» DATA SUPPLIED
- - -
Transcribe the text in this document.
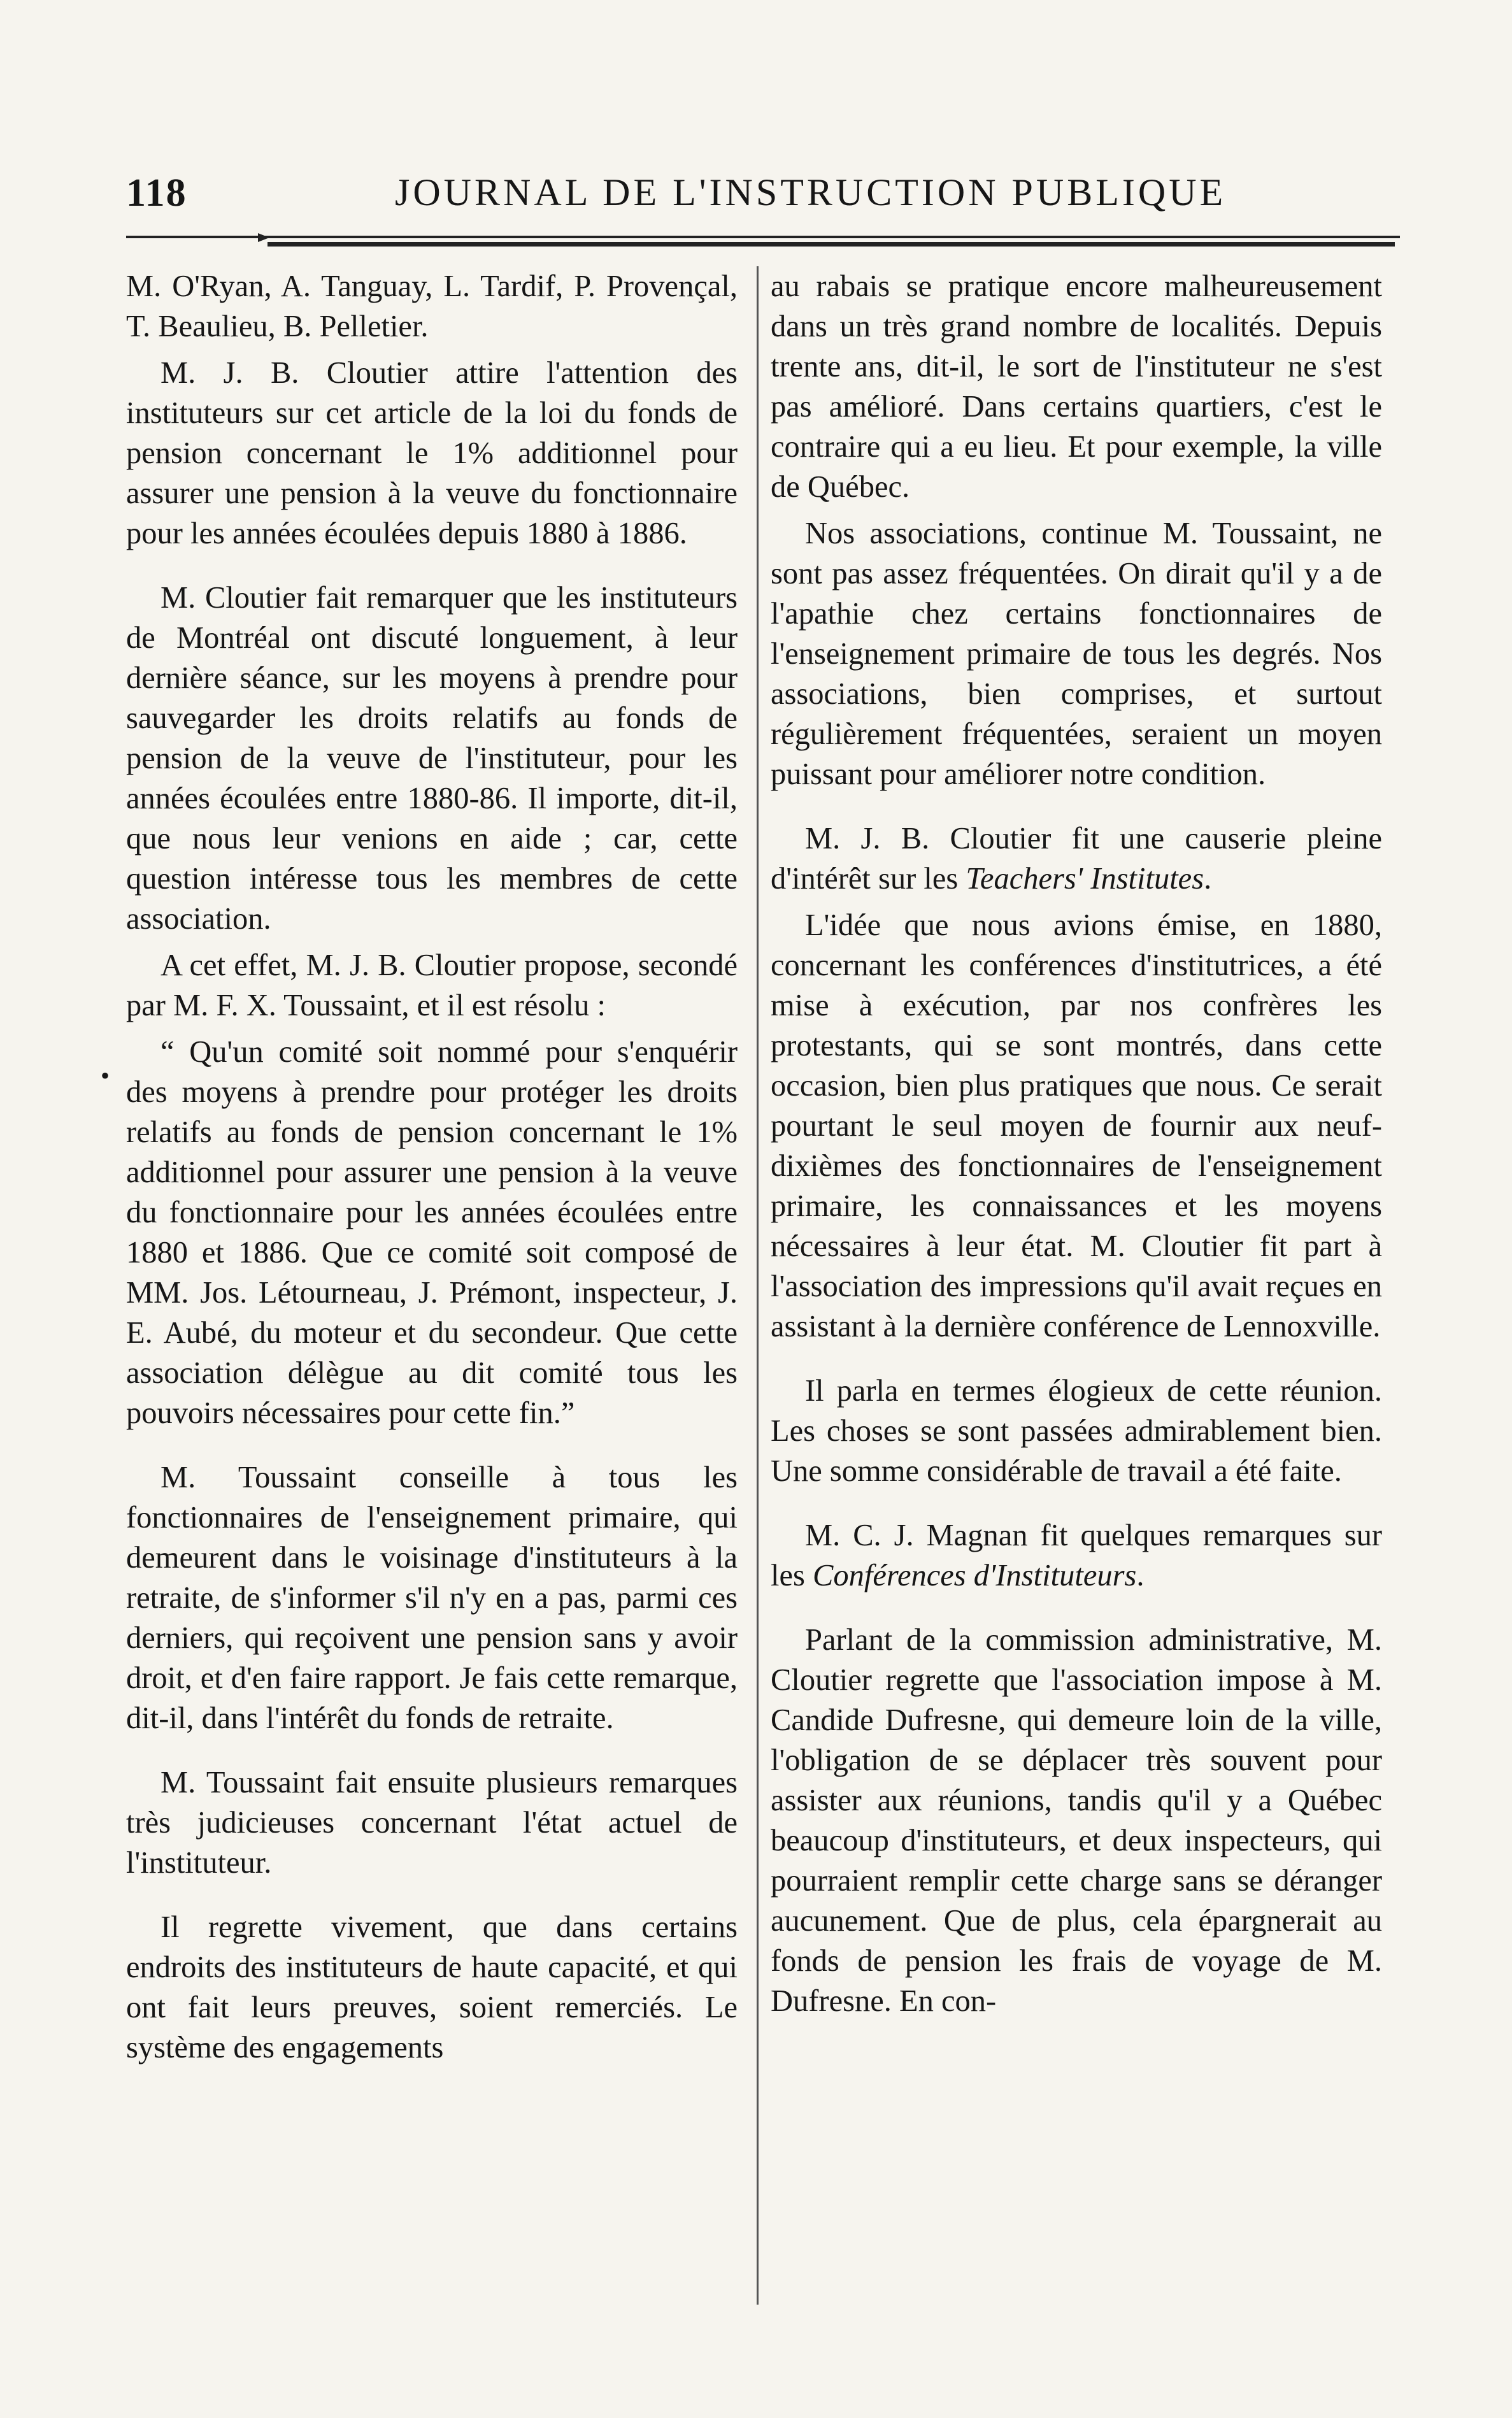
118	JOURNAL DE L'INSTRUCTION PUBLIQUE
•

M. O'Ryan, A. Tanguay, L. Tardif, P. Provençal, T. Beaulieu, B. Pelletier.

M. J. B. Cloutier attire l'attention des instituteurs sur cet article de la loi du fonds de pension concernant le 1% additionnel pour assurer une pension à la veuve du fonctionnaire pour les années écoulées depuis 1880 à 1886.

M. Cloutier fait remarquer que les instituteurs de Montréal ont discuté longuement, à leur dernière séance, sur les moyens à prendre pour sauvegarder les droits relatifs au fonds de pension de la veuve de l'instituteur, pour les années écoulées entre 1880-86. Il importe, dit-il, que nous leur venions en aide ; car, cette question intéresse tous les membres de cette association.

A cet effet, M. J. B. Cloutier propose, secondé par M. F. X. Toussaint, et il est résolu :

“ Qu'un comité soit nommé pour s'enquérir des moyens à prendre pour protéger les droits relatifs au fonds de pension concernant le 1% additionnel pour assurer une pension à la veuve du fonctionnaire pour les années écoulées entre 1880 et 1886. Que ce comité soit composé de MM. Jos. Létourneau, J. Prémont, inspecteur, J. E. Aubé, du moteur et du secondeur. Que cette association délègue au dit comité tous les pouvoirs nécessaires pour cette fin.”

M. Toussaint conseille à tous les fonctionnaires de l'enseignement primaire, qui demeurent dans le voisinage d'instituteurs à la retraite, de s'informer s'il n'y en a pas, parmi ces derniers, qui reçoivent une pension sans y avoir droit, et d'en faire rapport. Je fais cette remarque, dit-il, dans l'intérêt du fonds de retraite.

M. Toussaint fait ensuite plusieurs remarques très judicieuses concernant l'état actuel de l'instituteur.

Il regrette vivement, que dans certains endroits des instituteurs de haute capacité, et qui ont fait leurs preuves, soient remerciés. Le système des engagements

au rabais se pratique encore malheureusement dans un très grand nombre de localités. Depuis trente ans, dit-il, le sort de l'instituteur ne s'est pas amélioré. Dans certains quartiers, c'est le contraire qui a eu lieu. Et pour exemple, la ville de Québec.

Nos associations, continue M. Toussaint, ne sont pas assez fréquentées. On dirait qu'il y a de l'apathie chez certains fonctionnaires de l'enseignement primaire de tous les degrés. Nos associations, bien comprises, et surtout régulièrement fréquentées, seraient un moyen puissant pour améliorer notre condition.

M. J. B. Cloutier fit une causerie pleine d'intérêt sur les Teachers' Institutes.

L'idée que nous avions émise, en 1880, concernant les conférences d'institutrices, a été mise à exécution, par nos confrères les protestants, qui se sont montrés, dans cette occasion, bien plus pratiques que nous. Ce serait pourtant le seul moyen de fournir aux neuf-dixièmes des fonctionnaires de l'enseignement primaire, les connaissances et les moyens nécessaires à leur état. M. Cloutier fit part à l'association des impressions qu'il avait reçues en assistant à la dernière conférence de Lennoxville.

Il parla en termes élogieux de cette réunion. Les choses se sont passées admirablement bien. Une somme considérable de travail a été faite.

M. C. J. Magnan fit quelques remarques sur les Conférences d'Instituteurs.

Parlant de la commission administrative, M. Cloutier regrette que l'association impose à M. Candide Dufresne, qui demeure loin de la ville, l'obligation de se déplacer très souvent pour assister aux réunions, tandis qu'il y a Québec beaucoup d'instituteurs, et deux inspecteurs, qui pourraient remplir cette charge sans se déranger aucunement. Que de plus, cela épargnerait au fonds de pension les frais de voyage de M. Dufresne. En con-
- - -
» OBJECTIVE
Working from the lines above, reproduce the material exactly and exclude its pictures.

» WRITTEN SOLUTION
Transcribe the text in this document.
118	JOURNAL DE L'INSTRUCTION PUBLIQUE
•

M. O'Ryan, A. Tanguay, L. Tardif, P. Provençal, T. Beaulieu, B. Pelletier.

M. J. B. Cloutier attire l'attention des instituteurs sur cet article de la loi du fonds de pension concernant le 1% additionnel pour assurer une pension à la veuve du fonctionnaire pour les années écoulées depuis 1880 à 1886.

M. Cloutier fait remarquer que les instituteurs de Montréal ont discuté longuement, à leur dernière séance, sur les moyens à prendre pour sauvegarder les droits relatifs au fonds de pension de la veuve de l'instituteur, pour les années écoulées entre 1880-86. Il importe, dit-il, que nous leur venions en aide ; car, cette question intéresse tous les membres de cette association.

A cet effet, M. J. B. Cloutier propose, secondé par M. F. X. Toussaint, et il est résolu :

“ Qu'un comité soit nommé pour s'enquérir des moyens à prendre pour protéger les droits relatifs au fonds de pension concernant le 1% additionnel pour assurer une pension à la veuve du fonctionnaire pour les années écoulées entre 1880 et 1886. Que ce comité soit composé de MM. Jos. Létourneau, J. Prémont, inspecteur, J. E. Aubé, du moteur et du secondeur. Que cette association délègue au dit comité tous les pouvoirs nécessaires pour cette fin.”

M. Toussaint conseille à tous les fonctionnaires de l'enseignement primaire, qui demeurent dans le voisinage d'instituteurs à la retraite, de s'informer s'il n'y en a pas, parmi ces derniers, qui reçoivent une pension sans y avoir droit, et d'en faire rapport. Je fais cette remarque, dit-il, dans l'intérêt du fonds de retraite.

M. Toussaint fait ensuite plusieurs remarques très judicieuses concernant l'état actuel de l'instituteur.

Il regrette vivement, que dans certains endroits des instituteurs de haute capacité, et qui ont fait leurs preuves, soient remerciés. Le système des engagements

au rabais se pratique encore malheureusement dans un très grand nombre de localités. Depuis trente ans, dit-il, le sort de l'instituteur ne s'est pas amélioré. Dans certains quartiers, c'est le contraire qui a eu lieu. Et pour exemple, la ville de Québec.

Nos associations, continue M. Toussaint, ne sont pas assez fréquentées. On dirait qu'il y a de l'apathie chez certains fonctionnaires de l'enseignement primaire de tous les degrés. Nos associations, bien comprises, et surtout régulièrement fréquentées, seraient un moyen puissant pour améliorer notre condition.

M. J. B. Cloutier fit une causerie pleine d'intérêt sur les Teachers' Institutes.

L'idée que nous avions émise, en 1880, concernant les conférences d'institutrices, a été mise à exécution, par nos confrères les protestants, qui se sont montrés, dans cette occasion, bien plus pratiques que nous. Ce serait pourtant le seul moyen de fournir aux neuf-dixièmes des fonctionnaires de l'enseignement primaire, les connaissances et les moyens nécessaires à leur état. M. Cloutier fit part à l'association des impressions qu'il avait reçues en assistant à la dernière conférence de Lennoxville.

Il parla en termes élogieux de cette réunion. Les choses se sont passées admirablement bien. Une somme considérable de travail a été faite.

M. C. J. Magnan fit quelques remarques sur les Conférences d'Instituteurs.

Parlant de la commission administrative, M. Cloutier regrette que l'association impose à M. Candide Dufresne, qui demeure loin de la ville, l'obligation de se déplacer très souvent pour assister aux réunions, tandis qu'il y a Québec beaucoup d'instituteurs, et deux inspecteurs, qui pourraient remplir cette charge sans se déranger aucunement. Que de plus, cela épargnerait au fonds de pension les frais de voyage de M. Dufresne. En con-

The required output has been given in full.